(Stored entries)

* * * *

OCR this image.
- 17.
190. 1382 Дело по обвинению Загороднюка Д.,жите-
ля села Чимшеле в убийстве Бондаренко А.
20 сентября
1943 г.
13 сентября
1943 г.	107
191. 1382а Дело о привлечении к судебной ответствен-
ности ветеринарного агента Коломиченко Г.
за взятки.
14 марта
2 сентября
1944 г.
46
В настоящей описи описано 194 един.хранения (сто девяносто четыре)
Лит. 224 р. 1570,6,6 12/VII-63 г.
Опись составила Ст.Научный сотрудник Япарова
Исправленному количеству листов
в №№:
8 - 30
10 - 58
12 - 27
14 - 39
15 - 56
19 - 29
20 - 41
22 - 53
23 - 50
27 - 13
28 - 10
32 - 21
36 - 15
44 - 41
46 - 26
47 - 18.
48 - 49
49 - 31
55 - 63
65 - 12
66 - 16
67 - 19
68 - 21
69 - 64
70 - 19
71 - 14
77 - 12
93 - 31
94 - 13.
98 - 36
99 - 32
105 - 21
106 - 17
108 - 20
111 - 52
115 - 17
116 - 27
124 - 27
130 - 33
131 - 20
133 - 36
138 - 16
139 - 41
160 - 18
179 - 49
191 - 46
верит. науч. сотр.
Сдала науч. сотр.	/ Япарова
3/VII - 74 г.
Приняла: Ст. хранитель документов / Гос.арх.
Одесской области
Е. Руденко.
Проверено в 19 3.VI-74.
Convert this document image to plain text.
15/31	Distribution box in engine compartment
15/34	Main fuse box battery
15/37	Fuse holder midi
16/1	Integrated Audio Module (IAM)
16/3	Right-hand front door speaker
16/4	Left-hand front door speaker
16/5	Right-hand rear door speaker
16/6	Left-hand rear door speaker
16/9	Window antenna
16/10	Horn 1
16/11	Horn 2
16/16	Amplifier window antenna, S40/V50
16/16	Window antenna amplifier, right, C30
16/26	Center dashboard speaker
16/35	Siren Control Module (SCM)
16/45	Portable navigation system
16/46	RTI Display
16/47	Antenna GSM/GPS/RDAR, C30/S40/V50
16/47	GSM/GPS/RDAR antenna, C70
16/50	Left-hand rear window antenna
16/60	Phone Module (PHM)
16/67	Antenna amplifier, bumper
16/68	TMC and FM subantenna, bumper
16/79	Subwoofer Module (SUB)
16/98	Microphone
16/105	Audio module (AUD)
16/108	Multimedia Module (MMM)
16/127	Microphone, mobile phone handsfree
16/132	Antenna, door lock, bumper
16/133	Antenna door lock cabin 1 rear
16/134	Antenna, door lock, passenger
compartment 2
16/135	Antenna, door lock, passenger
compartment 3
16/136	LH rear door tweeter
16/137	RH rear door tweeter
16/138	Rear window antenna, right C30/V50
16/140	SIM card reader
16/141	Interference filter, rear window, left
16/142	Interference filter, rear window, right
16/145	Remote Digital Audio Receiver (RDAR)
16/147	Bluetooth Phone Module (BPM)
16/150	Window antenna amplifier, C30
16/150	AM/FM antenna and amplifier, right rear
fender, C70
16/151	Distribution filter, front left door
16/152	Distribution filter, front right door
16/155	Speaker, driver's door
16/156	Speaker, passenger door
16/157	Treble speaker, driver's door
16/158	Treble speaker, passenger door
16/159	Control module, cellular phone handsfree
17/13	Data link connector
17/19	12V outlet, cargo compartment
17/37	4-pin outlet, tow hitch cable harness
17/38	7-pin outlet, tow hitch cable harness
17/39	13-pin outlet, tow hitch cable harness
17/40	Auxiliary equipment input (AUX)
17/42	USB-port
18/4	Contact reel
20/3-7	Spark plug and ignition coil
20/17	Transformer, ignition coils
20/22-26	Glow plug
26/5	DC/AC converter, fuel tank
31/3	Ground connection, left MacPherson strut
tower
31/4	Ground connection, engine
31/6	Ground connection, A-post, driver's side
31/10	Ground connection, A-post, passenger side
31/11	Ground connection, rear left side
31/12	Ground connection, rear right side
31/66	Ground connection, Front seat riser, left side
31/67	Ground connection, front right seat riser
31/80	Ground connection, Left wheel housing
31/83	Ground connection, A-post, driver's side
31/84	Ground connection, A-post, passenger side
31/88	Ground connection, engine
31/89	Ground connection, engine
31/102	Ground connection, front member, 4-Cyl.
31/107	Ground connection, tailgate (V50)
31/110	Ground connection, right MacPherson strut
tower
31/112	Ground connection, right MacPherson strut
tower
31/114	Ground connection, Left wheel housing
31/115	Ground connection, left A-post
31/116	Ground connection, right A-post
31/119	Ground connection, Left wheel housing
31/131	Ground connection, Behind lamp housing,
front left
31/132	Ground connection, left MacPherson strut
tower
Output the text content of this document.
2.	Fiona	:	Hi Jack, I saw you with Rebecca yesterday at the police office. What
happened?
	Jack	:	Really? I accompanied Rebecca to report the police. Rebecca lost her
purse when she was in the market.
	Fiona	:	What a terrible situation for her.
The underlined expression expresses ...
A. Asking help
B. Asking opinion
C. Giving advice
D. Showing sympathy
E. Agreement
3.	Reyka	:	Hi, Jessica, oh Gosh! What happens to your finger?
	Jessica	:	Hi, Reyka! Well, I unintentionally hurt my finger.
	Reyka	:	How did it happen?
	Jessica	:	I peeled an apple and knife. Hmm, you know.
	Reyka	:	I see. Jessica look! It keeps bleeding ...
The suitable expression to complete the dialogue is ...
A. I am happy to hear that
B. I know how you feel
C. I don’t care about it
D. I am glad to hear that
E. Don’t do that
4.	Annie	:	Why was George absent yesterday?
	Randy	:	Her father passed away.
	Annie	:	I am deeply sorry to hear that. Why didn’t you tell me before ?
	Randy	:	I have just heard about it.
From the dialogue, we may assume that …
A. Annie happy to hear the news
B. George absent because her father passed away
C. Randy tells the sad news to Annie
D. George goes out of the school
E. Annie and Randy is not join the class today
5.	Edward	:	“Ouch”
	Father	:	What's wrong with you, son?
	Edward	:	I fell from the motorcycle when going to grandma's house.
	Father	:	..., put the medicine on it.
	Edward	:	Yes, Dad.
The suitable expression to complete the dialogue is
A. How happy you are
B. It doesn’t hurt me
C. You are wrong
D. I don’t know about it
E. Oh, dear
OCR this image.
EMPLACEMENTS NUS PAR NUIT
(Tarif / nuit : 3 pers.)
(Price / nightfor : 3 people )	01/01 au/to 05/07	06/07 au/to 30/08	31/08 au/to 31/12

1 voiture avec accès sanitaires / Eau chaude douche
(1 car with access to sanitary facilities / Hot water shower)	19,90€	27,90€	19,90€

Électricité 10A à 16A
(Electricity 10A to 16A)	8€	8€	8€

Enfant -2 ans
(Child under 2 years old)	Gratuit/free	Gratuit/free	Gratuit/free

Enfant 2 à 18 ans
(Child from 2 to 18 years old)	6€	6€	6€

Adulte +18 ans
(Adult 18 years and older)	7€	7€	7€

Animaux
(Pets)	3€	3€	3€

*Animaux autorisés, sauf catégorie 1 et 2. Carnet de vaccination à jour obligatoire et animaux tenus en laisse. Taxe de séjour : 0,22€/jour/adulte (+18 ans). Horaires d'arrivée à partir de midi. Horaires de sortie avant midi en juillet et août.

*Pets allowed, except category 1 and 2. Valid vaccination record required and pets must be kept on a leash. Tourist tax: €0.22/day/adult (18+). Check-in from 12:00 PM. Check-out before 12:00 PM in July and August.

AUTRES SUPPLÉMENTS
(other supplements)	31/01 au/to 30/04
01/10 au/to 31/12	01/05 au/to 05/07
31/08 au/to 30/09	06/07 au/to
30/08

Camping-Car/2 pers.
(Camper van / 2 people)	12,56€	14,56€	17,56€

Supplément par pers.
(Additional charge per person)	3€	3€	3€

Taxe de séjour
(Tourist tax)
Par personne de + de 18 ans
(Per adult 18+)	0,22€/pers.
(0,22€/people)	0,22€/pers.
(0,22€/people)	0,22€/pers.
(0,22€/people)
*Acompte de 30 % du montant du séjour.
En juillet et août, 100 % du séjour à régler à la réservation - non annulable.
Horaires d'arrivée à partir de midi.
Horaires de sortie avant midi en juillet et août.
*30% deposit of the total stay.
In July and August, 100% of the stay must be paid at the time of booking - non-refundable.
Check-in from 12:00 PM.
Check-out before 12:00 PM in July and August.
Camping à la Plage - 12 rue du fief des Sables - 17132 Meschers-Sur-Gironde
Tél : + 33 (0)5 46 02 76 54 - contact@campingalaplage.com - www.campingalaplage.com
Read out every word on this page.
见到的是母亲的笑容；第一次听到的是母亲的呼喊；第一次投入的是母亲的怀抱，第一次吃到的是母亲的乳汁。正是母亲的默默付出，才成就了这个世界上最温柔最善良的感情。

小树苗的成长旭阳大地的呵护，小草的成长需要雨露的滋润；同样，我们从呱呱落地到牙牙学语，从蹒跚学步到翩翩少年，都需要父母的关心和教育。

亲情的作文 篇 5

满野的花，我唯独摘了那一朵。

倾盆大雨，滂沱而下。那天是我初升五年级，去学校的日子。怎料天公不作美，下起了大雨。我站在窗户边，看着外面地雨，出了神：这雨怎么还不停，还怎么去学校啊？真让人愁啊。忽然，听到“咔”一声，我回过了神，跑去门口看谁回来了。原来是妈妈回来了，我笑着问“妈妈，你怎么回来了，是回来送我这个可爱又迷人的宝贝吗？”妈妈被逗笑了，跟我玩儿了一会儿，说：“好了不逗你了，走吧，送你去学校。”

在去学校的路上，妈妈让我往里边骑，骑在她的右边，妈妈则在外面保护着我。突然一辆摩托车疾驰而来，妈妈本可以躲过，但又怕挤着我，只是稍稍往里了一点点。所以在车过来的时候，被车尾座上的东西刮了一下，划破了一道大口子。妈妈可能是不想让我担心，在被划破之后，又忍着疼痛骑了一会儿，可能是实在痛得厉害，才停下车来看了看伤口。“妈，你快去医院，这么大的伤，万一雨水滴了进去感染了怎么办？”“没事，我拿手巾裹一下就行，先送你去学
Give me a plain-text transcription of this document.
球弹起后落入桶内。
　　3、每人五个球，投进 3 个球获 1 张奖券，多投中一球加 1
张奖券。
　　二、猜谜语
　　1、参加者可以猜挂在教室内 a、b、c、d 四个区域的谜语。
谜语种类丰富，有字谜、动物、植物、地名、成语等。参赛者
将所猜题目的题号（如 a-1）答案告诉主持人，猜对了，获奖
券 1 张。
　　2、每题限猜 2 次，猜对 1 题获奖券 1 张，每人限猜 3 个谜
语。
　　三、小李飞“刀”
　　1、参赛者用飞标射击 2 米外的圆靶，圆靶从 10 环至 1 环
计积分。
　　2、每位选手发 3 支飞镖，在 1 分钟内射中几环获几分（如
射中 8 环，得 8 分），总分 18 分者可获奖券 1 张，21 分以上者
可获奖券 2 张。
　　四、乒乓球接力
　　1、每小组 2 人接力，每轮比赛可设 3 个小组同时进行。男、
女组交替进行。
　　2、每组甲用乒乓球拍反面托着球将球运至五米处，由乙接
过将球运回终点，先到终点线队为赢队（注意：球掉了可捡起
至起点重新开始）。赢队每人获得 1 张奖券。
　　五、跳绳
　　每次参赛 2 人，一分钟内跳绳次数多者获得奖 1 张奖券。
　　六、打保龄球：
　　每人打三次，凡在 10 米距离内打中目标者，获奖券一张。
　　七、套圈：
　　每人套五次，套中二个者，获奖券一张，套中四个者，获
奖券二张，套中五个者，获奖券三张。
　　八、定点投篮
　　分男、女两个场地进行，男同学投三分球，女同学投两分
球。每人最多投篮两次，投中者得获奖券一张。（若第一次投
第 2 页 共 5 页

* * * *

Reproduce the final stretch of the data above: every line from the one holding "Give me a plain-text" through the end, inclusive, exactly as written and nothing else.

Give me a plain-text transcription of this document.
球弹起后落入桶内。
　　3、每人五个球，投进 3 个球获 1 张奖券，多投中一球加 1
张奖券。
　　二、猜谜语
　　1、参加者可以猜挂在教室内 a、b、c、d 四个区域的谜语。
谜语种类丰富，有字谜、动物、植物、地名、成语等。参赛者
将所猜题目的题号（如 a-1）答案告诉主持人，猜对了，获奖
券 1 张。
　　2、每题限猜 2 次，猜对 1 题获奖券 1 张，每人限猜 3 个谜
语。
　　三、小李飞“刀”
　　1、参赛者用飞标射击 2 米外的圆靶，圆靶从 10 环至 1 环
计积分。
　　2、每位选手发 3 支飞镖，在 1 分钟内射中几环获几分（如
射中 8 环，得 8 分），总分 18 分者可获奖券 1 张，21 分以上者
可获奖券 2 张。
　　四、乒乓球接力
　　1、每小组 2 人接力，每轮比赛可设 3 个小组同时进行。男、
女组交替进行。
　　2、每组甲用乒乓球拍反面托着球将球运至五米处，由乙接
过将球运回终点，先到终点线队为赢队（注意：球掉了可捡起
至起点重新开始）。赢队每人获得 1 张奖券。
　　五、跳绳
　　每次参赛 2 人，一分钟内跳绳次数多者获得奖 1 张奖券。
　　六、打保龄球：
　　每人打三次，凡在 10 米距离内打中目标者，获奖券一张。
　　七、套圈：
　　每人套五次，套中二个者，获奖券一张，套中四个者，获
奖券二张，套中五个者，获奖券三张。
　　八、定点投篮
　　分男、女两个场地进行，男同学投三分球，女同学投两分
球。每人最多投篮两次，投中者得获奖券一张。（若第一次投
第 2 页 共 5 页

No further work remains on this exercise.